What the exercise asks
Read the listing below and copy out every line that holds "scheduled".

══ Material provided ══

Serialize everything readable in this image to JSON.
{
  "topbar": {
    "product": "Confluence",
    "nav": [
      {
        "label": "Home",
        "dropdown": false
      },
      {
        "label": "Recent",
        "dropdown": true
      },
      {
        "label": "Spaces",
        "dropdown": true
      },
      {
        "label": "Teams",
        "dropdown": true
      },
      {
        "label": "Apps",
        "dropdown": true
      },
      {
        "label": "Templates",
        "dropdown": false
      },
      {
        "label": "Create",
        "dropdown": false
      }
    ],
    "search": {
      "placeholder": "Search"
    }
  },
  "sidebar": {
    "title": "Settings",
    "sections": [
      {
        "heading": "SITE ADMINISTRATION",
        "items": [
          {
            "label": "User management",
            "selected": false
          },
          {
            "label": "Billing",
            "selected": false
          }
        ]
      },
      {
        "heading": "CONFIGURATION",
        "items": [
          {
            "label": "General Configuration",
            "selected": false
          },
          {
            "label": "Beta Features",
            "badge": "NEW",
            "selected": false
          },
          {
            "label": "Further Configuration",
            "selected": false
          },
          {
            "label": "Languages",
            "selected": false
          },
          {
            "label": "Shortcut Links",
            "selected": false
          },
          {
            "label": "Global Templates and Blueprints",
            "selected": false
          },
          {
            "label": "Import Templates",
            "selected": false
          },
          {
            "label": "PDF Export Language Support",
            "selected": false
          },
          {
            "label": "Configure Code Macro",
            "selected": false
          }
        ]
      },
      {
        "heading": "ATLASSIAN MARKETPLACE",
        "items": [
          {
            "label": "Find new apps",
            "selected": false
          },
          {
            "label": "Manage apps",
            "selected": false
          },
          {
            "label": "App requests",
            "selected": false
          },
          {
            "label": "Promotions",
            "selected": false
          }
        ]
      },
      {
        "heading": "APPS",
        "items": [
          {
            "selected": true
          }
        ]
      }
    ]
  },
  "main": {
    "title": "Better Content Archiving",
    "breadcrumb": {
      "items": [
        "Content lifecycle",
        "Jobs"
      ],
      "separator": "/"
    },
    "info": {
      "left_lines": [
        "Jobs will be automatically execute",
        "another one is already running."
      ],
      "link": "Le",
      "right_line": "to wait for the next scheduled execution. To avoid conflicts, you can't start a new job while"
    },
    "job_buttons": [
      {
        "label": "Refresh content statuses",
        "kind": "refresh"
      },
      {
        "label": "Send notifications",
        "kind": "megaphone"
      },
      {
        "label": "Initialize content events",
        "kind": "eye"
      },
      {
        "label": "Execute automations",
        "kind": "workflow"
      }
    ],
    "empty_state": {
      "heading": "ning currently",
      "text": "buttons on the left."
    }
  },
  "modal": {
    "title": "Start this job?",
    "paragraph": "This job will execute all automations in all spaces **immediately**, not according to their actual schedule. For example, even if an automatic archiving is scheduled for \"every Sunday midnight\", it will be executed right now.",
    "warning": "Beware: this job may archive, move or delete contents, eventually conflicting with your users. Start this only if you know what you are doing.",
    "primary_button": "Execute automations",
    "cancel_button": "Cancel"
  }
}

═══
══ Material provided ══

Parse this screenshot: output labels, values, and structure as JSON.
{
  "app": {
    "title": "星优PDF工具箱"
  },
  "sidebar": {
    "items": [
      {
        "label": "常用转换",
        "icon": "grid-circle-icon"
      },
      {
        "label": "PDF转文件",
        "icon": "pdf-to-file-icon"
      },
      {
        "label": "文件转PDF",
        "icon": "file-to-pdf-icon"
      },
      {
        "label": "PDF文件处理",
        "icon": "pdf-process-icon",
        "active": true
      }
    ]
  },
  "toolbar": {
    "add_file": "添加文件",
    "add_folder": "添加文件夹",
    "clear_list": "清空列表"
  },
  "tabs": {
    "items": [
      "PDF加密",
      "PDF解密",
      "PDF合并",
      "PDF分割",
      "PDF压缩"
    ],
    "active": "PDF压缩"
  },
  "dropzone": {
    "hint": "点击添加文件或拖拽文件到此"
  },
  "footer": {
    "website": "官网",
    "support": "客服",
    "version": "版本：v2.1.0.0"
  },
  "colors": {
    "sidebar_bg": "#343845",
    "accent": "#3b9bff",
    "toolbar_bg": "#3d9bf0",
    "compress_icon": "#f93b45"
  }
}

═══

Written response
      "right_line": "to wait for the next scheduled execution. To avoid conflicts, you can't start a new job while"
    "paragraph": "This job will execute all automations in all spaces **immediately**, not according to their actual schedule. For example, even if an automatic archiving is scheduled for \"every Sunday midnight\", it will be executed right now.",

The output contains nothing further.